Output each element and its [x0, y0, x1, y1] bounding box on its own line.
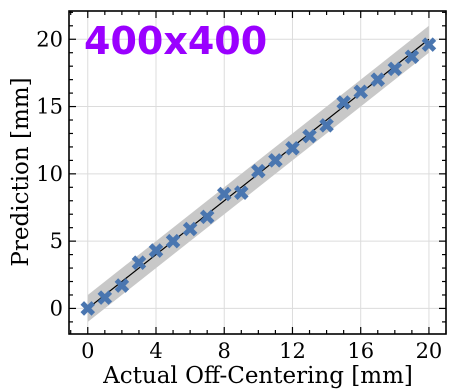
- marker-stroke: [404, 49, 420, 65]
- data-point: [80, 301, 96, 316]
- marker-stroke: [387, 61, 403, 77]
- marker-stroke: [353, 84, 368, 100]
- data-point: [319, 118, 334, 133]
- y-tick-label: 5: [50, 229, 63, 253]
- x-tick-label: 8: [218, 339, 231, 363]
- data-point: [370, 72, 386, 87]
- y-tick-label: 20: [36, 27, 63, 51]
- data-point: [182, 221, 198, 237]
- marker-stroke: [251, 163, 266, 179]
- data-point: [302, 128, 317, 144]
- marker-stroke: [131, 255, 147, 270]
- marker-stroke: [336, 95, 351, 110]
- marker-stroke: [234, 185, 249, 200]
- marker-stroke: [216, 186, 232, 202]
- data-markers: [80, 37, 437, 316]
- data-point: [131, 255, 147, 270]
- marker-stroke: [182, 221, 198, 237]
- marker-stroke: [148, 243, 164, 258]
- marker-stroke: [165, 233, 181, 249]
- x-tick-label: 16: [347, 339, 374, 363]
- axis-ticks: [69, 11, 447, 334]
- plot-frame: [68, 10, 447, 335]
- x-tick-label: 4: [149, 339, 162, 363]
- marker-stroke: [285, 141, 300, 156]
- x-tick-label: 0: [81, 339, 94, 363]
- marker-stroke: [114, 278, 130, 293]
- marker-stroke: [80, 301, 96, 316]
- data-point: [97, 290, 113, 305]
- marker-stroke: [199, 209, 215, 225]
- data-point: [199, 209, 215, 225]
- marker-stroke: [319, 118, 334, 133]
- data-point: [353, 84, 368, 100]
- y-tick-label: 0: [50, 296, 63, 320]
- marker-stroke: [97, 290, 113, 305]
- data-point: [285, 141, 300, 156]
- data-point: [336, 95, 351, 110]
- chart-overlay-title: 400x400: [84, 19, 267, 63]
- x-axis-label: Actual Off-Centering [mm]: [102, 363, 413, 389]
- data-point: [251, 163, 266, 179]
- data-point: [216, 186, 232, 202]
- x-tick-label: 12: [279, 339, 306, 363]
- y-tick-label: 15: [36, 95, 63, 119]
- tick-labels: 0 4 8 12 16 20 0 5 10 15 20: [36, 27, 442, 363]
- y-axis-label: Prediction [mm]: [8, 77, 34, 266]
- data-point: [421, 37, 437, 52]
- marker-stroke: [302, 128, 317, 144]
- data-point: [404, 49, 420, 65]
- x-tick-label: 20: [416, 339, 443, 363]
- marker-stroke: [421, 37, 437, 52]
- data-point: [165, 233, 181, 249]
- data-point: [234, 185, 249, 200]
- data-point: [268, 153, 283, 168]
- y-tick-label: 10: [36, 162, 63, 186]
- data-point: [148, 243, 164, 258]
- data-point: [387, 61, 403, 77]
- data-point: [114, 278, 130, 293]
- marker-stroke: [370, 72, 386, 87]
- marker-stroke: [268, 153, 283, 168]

_Aim_
Copy every line of the items above word for word, leaving out the pictures.

_Result_
Output each element and its [x0, y0, x1, y1] bounding box on its own line.
- marker-stroke: [404, 49, 420, 65]
- data-point: [80, 301, 96, 316]
- marker-stroke: [387, 61, 403, 77]
- marker-stroke: [353, 84, 368, 100]
- data-point: [319, 118, 334, 133]
- y-tick-label: 5: [50, 229, 63, 253]
- x-tick-label: 8: [218, 339, 231, 363]
- data-point: [370, 72, 386, 87]
- y-tick-label: 20: [36, 27, 63, 51]
- data-point: [182, 221, 198, 237]
- marker-stroke: [251, 163, 266, 179]
- data-point: [302, 128, 317, 144]
- marker-stroke: [131, 255, 147, 270]
- marker-stroke: [336, 95, 351, 110]
- marker-stroke: [234, 185, 249, 200]
- marker-stroke: [216, 186, 232, 202]
- data-markers: [80, 37, 437, 316]
- data-point: [131, 255, 147, 270]
- marker-stroke: [182, 221, 198, 237]
- marker-stroke: [148, 243, 164, 258]
- marker-stroke: [165, 233, 181, 249]
- x-tick-label: 16: [347, 339, 374, 363]
- axis-ticks: [69, 11, 447, 334]
- plot-frame: [68, 10, 447, 335]
- x-tick-label: 4: [149, 339, 162, 363]
- marker-stroke: [285, 141, 300, 156]
- x-tick-label: 0: [81, 339, 94, 363]
- marker-stroke: [114, 278, 130, 293]
- marker-stroke: [80, 301, 96, 316]
- data-point: [97, 290, 113, 305]
- marker-stroke: [199, 209, 215, 225]
- data-point: [199, 209, 215, 225]
- marker-stroke: [319, 118, 334, 133]
- data-point: [353, 84, 368, 100]
- y-tick-label: 0: [50, 296, 63, 320]
- marker-stroke: [97, 290, 113, 305]
- data-point: [285, 141, 300, 156]
- data-point: [336, 95, 351, 110]
- chart-overlay-title: 400x400: [84, 19, 267, 63]
- x-axis-label: Actual Off-Centering [mm]: [102, 363, 413, 389]
- data-point: [251, 163, 266, 179]
- data-point: [216, 186, 232, 202]
- x-tick-label: 12: [279, 339, 306, 363]
- y-tick-label: 15: [36, 95, 63, 119]
- tick-labels: 0 4 8 12 16 20 0 5 10 15 20: [36, 27, 442, 363]
- y-axis-label: Prediction [mm]: [8, 77, 34, 266]
- data-point: [421, 37, 437, 52]
- marker-stroke: [302, 128, 317, 144]
- data-point: [404, 49, 420, 65]
- x-tick-label: 20: [416, 339, 443, 363]
- marker-stroke: [421, 37, 437, 52]
- data-point: [165, 233, 181, 249]
- data-point: [234, 185, 249, 200]
- data-point: [268, 153, 283, 168]
- y-tick-label: 10: [36, 162, 63, 186]
- data-point: [148, 243, 164, 258]
- data-point: [387, 61, 403, 77]
- data-point: [114, 278, 130, 293]
- marker-stroke: [370, 72, 386, 87]
- marker-stroke: [268, 153, 283, 168]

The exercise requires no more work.